Given request. Copy every line of the records below exactly as it appears, with no changes.

Exercise data.
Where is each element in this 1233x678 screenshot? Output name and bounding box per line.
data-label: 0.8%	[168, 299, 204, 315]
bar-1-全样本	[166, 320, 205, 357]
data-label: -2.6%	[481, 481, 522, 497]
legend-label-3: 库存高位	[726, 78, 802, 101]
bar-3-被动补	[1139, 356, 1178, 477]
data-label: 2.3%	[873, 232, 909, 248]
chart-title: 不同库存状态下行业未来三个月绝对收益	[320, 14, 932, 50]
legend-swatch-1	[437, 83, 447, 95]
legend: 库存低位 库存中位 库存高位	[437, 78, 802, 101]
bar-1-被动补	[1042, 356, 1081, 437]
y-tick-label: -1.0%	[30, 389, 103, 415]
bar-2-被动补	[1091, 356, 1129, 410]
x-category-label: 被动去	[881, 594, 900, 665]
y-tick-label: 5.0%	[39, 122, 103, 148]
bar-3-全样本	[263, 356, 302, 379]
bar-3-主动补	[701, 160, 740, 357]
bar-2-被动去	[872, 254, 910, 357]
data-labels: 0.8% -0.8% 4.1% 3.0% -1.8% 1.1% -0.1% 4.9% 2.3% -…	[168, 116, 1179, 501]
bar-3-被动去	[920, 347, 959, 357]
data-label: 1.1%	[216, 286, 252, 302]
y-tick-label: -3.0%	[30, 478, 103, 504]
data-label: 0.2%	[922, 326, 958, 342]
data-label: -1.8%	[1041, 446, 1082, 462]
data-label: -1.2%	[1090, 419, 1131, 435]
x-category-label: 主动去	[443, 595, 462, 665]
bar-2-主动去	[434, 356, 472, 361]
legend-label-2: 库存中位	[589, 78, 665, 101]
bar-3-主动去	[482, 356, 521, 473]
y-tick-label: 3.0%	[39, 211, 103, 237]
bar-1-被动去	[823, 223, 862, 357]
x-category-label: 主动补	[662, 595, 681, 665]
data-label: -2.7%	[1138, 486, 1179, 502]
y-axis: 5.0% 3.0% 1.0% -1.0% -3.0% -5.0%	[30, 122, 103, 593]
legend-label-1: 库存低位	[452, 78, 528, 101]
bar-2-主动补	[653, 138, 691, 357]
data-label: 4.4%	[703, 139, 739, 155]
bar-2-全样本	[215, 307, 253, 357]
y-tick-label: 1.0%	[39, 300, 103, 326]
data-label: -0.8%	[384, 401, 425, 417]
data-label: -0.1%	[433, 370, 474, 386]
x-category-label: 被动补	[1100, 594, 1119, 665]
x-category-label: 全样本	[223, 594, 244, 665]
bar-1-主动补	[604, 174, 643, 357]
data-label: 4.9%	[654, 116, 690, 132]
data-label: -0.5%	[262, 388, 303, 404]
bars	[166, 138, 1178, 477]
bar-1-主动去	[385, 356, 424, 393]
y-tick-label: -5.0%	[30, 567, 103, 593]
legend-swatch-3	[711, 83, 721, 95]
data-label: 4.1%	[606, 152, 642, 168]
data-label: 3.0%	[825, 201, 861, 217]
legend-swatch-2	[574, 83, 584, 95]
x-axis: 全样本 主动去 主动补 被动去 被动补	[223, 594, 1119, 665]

Response to the exercise.
Where is each element in this 1233x678 screenshot? Output name and bounding box per line.
data-label: 0.8%	[168, 299, 204, 315]
bar-1-全样本	[166, 320, 205, 357]
data-label: -2.6%	[481, 481, 522, 497]
legend-label-3: 库存高位	[726, 78, 802, 101]
bar-3-被动补	[1139, 356, 1178, 477]
data-label: 2.3%	[873, 232, 909, 248]
chart-title: 不同库存状态下行业未来三个月绝对收益	[320, 14, 932, 50]
legend-swatch-1	[437, 83, 447, 95]
legend: 库存低位 库存中位 库存高位	[437, 78, 802, 101]
bar-1-被动补	[1042, 356, 1081, 437]
y-tick-label: -1.0%	[30, 389, 103, 415]
bar-2-被动补	[1091, 356, 1129, 410]
x-category-label: 被动去	[881, 594, 900, 665]
y-tick-label: 5.0%	[39, 122, 103, 148]
bar-3-全样本	[263, 356, 302, 379]
bar-3-主动补	[701, 160, 740, 357]
bar-2-被动去	[872, 254, 910, 357]
data-labels: 0.8% -0.8% 4.1% 3.0% -1.8% 1.1% -0.1% 4.9% 2.3% -…	[168, 116, 1179, 501]
bar-3-被动去	[920, 347, 959, 357]
data-label: 1.1%	[216, 286, 252, 302]
y-tick-label: -3.0%	[30, 478, 103, 504]
data-label: 0.2%	[922, 326, 958, 342]
data-label: -1.8%	[1041, 446, 1082, 462]
data-label: -1.2%	[1090, 419, 1131, 435]
x-category-label: 主动去	[443, 595, 462, 665]
bar-2-主动去	[434, 356, 472, 361]
legend-label-2: 库存中位	[589, 78, 665, 101]
bar-3-主动去	[482, 356, 521, 473]
y-tick-label: 3.0%	[39, 211, 103, 237]
bar-1-被动去	[823, 223, 862, 357]
x-category-label: 主动补	[662, 595, 681, 665]
data-label: -2.7%	[1138, 486, 1179, 502]
y-axis: 5.0% 3.0% 1.0% -1.0% -3.0% -5.0%	[30, 122, 103, 593]
legend-label-1: 库存低位	[452, 78, 528, 101]
bar-2-主动补	[653, 138, 691, 357]
data-label: 4.4%	[703, 139, 739, 155]
bar-2-全样本	[215, 307, 253, 357]
y-tick-label: 1.0%	[39, 300, 103, 326]
data-label: -0.8%	[384, 401, 425, 417]
data-label: -0.1%	[433, 370, 474, 386]
x-category-label: 被动补	[1100, 594, 1119, 665]
x-category-label: 全样本	[223, 594, 244, 665]
bar-1-主动补	[604, 174, 643, 357]
data-label: 4.9%	[654, 116, 690, 132]
data-label: -0.5%	[262, 388, 303, 404]
bars	[166, 138, 1178, 477]
bar-1-主动去	[385, 356, 424, 393]
y-tick-label: -5.0%	[30, 567, 103, 593]
legend-swatch-3	[711, 83, 721, 95]
data-label: 4.1%	[606, 152, 642, 168]
data-label: 3.0%	[825, 201, 861, 217]
legend-swatch-2	[574, 83, 584, 95]
x-axis: 全样本 主动去 主动补 被动去 被动补	[223, 594, 1119, 665]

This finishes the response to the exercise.